■ Work to complete:
Search the records for the word "password" and pick out every line that has it.

■ Information supplied:
⁂

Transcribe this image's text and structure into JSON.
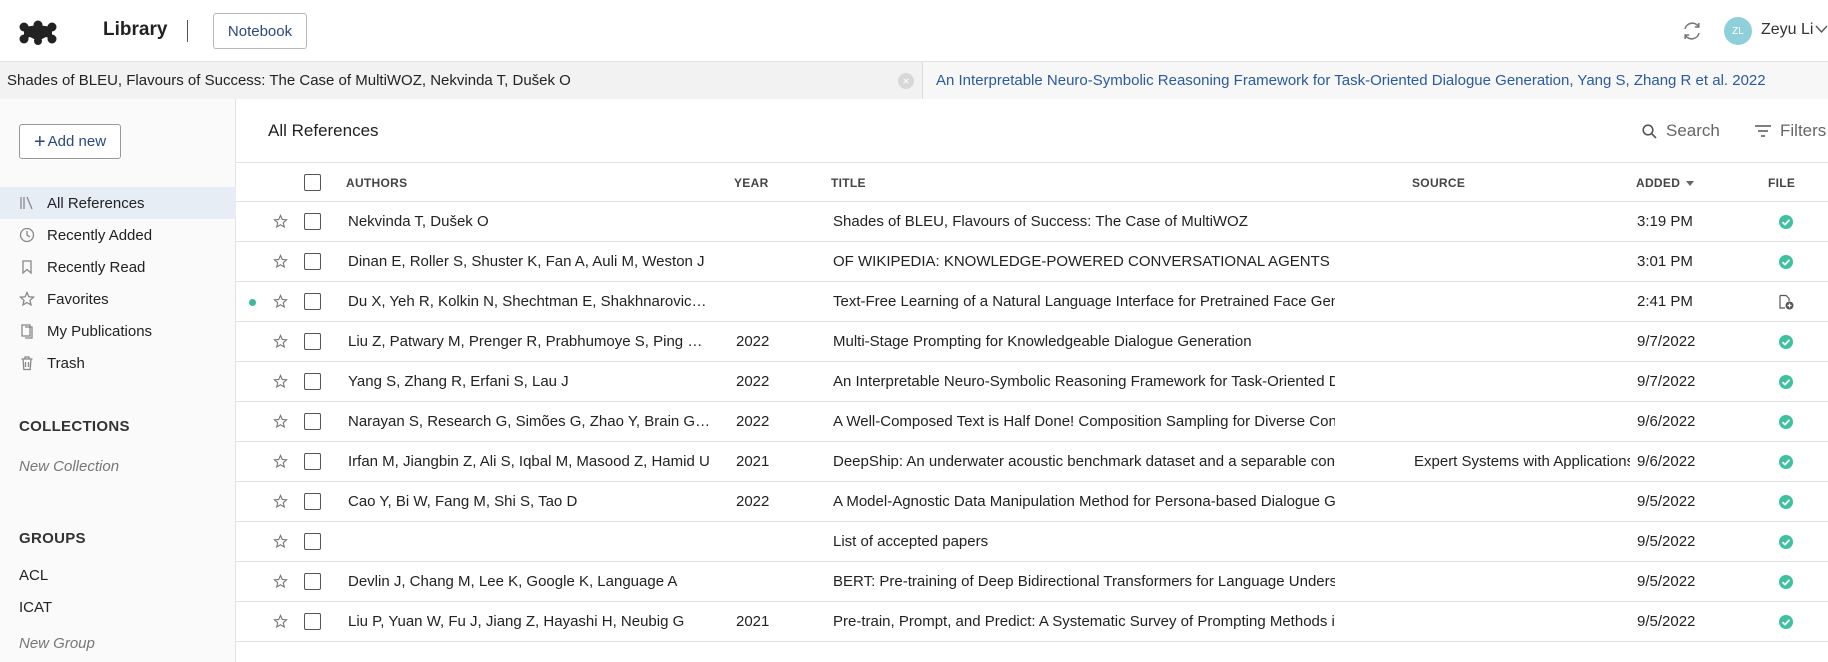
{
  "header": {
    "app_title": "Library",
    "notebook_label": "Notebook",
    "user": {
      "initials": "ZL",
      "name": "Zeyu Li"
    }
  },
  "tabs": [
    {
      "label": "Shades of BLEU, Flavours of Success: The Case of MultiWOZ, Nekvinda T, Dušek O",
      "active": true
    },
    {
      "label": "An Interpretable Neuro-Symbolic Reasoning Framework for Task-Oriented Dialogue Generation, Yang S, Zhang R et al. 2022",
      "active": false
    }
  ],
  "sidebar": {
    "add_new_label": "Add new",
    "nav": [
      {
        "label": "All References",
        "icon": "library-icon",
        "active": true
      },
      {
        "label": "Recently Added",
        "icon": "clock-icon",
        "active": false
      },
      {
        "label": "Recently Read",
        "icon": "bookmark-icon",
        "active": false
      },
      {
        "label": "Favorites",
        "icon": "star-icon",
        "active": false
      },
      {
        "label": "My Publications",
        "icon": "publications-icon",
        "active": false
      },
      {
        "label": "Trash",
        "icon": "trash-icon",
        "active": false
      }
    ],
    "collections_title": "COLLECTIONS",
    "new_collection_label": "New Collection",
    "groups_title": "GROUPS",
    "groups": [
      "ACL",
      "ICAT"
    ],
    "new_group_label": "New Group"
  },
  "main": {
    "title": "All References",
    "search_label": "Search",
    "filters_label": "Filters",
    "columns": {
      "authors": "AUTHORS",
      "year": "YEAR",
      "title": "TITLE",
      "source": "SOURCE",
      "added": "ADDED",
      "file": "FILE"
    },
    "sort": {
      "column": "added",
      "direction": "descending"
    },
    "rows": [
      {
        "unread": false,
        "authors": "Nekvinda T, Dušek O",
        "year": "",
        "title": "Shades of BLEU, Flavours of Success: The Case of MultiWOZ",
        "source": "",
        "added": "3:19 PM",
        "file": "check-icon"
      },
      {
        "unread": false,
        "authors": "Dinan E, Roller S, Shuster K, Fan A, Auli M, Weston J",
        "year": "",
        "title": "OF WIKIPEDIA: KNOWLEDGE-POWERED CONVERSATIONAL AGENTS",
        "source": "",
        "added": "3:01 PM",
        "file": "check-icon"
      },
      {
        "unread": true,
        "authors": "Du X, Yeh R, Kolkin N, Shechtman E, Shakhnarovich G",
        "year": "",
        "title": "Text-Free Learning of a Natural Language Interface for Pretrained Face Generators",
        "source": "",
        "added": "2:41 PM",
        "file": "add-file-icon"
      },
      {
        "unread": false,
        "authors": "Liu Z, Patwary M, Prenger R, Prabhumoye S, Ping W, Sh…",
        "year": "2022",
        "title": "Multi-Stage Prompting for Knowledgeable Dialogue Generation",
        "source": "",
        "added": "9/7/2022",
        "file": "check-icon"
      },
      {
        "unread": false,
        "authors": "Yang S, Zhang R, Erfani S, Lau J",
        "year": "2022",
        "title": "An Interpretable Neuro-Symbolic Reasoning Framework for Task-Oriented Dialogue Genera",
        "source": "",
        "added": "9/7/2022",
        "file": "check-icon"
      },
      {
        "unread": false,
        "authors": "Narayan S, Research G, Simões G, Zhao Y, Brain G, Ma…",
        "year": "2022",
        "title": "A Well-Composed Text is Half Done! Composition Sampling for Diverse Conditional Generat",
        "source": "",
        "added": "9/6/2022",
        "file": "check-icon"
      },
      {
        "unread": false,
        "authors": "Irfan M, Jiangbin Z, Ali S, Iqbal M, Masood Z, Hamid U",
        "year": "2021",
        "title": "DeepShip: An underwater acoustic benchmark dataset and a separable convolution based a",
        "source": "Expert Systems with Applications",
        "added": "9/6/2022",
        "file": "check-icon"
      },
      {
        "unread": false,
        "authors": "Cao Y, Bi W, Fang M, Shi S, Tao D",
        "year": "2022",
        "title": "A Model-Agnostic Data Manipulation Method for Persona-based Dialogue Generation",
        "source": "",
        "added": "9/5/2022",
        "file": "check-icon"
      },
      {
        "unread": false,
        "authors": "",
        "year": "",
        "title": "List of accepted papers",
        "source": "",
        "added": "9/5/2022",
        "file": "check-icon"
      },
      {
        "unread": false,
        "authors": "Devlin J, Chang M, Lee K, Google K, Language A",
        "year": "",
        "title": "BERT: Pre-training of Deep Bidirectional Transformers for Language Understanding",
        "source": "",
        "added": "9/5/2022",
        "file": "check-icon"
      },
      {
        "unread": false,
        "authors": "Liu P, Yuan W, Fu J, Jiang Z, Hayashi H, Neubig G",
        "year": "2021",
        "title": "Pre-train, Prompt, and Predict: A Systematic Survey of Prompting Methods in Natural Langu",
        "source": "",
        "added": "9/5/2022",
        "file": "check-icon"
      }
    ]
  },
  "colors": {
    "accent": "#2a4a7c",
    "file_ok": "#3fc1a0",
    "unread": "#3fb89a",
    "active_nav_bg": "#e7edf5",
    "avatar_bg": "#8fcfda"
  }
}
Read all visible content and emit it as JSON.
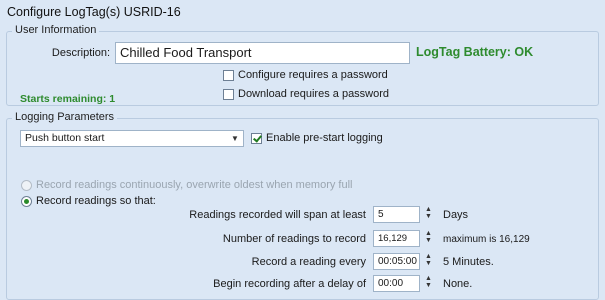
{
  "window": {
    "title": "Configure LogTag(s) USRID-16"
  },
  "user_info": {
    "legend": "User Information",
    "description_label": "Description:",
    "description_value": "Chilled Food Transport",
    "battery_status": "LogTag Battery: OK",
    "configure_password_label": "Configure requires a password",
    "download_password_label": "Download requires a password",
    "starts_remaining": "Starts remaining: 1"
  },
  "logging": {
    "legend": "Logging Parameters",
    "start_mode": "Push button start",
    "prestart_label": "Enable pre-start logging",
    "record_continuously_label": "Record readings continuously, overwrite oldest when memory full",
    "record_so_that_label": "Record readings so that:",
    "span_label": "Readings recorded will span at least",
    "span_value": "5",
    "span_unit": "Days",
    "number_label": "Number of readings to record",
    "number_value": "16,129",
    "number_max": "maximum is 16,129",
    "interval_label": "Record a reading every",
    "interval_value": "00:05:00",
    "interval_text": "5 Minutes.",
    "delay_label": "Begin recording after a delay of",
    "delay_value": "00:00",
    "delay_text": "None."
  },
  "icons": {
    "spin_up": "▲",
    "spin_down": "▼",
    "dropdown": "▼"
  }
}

⁂

■ Right answer:
    "configure_password_label": "Configure requires a password",
    "download_password_label": "Download requires a password",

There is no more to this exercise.